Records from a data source
● ● ● ● ● ● ●

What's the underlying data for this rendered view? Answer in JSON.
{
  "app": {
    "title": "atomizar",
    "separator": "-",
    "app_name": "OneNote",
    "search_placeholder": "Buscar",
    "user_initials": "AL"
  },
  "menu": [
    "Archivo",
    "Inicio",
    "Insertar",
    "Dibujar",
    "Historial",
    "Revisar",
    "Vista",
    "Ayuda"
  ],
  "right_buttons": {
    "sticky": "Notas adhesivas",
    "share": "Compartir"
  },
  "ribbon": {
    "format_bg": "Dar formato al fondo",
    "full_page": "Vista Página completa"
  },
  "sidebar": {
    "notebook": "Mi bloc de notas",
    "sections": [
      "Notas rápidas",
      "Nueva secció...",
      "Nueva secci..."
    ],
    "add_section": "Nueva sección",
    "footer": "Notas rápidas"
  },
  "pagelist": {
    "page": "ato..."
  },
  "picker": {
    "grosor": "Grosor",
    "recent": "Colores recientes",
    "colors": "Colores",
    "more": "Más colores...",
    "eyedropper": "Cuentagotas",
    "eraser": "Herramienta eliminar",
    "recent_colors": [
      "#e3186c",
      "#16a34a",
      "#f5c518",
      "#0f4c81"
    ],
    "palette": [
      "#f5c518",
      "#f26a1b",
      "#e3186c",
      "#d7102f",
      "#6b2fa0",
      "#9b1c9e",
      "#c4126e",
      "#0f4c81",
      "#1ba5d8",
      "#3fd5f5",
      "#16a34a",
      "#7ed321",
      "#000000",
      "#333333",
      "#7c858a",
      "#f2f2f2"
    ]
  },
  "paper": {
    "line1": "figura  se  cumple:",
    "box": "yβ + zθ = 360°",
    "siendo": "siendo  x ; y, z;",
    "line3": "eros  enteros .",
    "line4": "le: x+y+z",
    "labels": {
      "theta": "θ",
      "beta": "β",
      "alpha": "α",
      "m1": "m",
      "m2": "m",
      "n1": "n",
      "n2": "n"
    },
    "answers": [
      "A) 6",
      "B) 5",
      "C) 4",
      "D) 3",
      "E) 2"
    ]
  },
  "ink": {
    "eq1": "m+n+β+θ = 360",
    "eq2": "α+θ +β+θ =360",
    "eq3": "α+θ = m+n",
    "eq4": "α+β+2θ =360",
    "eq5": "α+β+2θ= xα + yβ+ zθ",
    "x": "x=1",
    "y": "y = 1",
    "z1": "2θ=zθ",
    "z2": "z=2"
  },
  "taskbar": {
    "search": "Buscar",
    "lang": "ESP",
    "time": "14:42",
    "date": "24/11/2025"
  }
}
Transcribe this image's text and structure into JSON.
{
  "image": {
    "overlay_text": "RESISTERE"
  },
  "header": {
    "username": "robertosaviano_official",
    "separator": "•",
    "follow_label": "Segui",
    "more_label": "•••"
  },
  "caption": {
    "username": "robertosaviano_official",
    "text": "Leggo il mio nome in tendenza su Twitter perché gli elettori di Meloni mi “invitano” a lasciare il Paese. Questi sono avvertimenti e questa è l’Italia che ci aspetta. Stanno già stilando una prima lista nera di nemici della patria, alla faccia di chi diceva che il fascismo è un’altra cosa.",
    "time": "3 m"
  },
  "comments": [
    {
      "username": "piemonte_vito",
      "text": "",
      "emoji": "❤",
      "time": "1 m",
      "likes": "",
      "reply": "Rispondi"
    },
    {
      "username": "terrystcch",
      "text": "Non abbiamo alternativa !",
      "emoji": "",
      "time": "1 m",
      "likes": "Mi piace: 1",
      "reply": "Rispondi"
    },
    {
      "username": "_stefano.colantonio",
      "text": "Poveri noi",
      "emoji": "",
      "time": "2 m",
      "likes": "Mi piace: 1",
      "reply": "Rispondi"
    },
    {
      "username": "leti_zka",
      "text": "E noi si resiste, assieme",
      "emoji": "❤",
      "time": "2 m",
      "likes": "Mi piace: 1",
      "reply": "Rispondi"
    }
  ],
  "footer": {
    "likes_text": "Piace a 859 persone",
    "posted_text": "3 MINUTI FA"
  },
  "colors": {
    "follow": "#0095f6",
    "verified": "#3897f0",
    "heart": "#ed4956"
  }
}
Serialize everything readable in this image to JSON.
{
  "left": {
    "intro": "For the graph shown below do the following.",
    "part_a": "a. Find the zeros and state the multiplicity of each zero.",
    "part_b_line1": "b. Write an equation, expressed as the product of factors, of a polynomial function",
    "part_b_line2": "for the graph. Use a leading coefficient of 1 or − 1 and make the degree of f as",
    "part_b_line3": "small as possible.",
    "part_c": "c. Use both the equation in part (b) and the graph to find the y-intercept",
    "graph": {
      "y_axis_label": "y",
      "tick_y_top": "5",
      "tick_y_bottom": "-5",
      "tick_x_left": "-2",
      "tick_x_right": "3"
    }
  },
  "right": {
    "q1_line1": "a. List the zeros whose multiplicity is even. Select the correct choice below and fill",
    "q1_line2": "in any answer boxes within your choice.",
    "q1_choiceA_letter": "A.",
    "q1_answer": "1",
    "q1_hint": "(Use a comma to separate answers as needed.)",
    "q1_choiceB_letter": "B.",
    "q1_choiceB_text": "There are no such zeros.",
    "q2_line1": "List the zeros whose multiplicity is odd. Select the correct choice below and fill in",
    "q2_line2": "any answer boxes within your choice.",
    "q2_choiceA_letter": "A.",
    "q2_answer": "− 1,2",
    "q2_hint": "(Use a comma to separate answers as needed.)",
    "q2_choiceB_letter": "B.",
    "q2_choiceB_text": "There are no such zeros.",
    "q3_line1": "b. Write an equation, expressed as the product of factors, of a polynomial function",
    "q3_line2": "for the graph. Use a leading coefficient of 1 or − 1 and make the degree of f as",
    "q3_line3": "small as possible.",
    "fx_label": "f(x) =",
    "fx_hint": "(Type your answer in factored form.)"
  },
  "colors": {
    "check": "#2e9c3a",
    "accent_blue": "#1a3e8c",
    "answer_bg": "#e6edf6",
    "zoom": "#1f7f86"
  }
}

● ● ● ● ● ● ●

> **EXERCISE**: Copy all lines from the entries that contain the word "needed".

> **SOLVED PROBLEM**:
    "q1_hint": "(Use a comma to separate answers as needed.)",
    "q2_hint": "(Use a comma to separate answers as needed.)",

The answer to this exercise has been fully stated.